* **DATASET ENTRIES**:
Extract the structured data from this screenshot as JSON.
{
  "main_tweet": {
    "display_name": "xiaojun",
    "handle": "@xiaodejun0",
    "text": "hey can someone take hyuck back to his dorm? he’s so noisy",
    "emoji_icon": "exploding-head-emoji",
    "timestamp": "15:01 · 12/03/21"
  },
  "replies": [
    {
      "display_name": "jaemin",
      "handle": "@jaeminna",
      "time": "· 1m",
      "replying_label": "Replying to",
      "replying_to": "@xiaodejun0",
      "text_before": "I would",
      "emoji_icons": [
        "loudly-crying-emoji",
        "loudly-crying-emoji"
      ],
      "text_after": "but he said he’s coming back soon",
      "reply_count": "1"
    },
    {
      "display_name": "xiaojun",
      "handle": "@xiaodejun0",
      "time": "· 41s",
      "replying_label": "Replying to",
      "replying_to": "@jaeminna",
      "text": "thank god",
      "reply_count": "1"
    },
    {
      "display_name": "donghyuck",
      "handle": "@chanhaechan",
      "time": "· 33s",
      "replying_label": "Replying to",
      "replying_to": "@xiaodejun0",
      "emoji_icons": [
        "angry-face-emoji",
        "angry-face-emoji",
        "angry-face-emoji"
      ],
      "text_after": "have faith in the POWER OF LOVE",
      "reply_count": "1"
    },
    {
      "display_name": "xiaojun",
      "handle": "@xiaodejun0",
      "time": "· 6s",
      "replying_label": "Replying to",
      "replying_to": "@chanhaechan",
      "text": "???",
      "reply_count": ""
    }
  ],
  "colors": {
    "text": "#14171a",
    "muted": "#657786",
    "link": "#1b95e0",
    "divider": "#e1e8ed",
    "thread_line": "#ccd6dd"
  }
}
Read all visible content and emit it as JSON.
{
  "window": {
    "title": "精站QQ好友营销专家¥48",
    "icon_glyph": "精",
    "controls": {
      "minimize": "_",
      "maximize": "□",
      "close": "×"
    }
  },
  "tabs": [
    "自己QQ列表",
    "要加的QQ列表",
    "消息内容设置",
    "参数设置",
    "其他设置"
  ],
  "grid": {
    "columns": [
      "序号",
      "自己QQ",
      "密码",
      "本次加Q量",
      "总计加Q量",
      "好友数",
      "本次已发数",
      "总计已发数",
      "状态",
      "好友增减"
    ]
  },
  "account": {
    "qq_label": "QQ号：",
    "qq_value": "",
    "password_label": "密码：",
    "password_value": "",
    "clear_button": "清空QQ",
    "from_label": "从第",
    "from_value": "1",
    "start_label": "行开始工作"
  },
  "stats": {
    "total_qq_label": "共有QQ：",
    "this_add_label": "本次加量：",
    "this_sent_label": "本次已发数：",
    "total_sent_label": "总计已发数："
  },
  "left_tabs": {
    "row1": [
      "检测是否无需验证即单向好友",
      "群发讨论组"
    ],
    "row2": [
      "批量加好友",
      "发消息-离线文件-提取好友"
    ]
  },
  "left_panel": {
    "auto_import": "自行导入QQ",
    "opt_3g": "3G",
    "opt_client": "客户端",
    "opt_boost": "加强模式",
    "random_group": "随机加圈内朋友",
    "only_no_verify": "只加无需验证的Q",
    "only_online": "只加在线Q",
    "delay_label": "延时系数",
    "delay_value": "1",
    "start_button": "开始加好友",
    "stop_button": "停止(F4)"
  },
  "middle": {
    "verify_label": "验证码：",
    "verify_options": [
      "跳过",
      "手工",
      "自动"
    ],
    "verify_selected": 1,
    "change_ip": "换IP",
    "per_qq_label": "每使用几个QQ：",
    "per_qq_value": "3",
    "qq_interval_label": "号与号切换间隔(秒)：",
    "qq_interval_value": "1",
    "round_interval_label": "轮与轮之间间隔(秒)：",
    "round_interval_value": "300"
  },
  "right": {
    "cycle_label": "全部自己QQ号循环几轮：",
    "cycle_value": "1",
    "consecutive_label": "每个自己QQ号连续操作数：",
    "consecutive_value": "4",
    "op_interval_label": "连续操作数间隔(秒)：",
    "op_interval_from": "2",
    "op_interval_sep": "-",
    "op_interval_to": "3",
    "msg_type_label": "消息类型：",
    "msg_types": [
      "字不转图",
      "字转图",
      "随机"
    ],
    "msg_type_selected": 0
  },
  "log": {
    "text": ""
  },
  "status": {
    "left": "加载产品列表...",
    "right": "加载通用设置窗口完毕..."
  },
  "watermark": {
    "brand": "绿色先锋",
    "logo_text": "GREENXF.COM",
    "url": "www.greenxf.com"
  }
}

* **WORK REQUIRED**:
Check each line in the records for the word "back" and say how many have it, with nothing else.

* **RESPONSE FOR THIS EXERCISE**:
2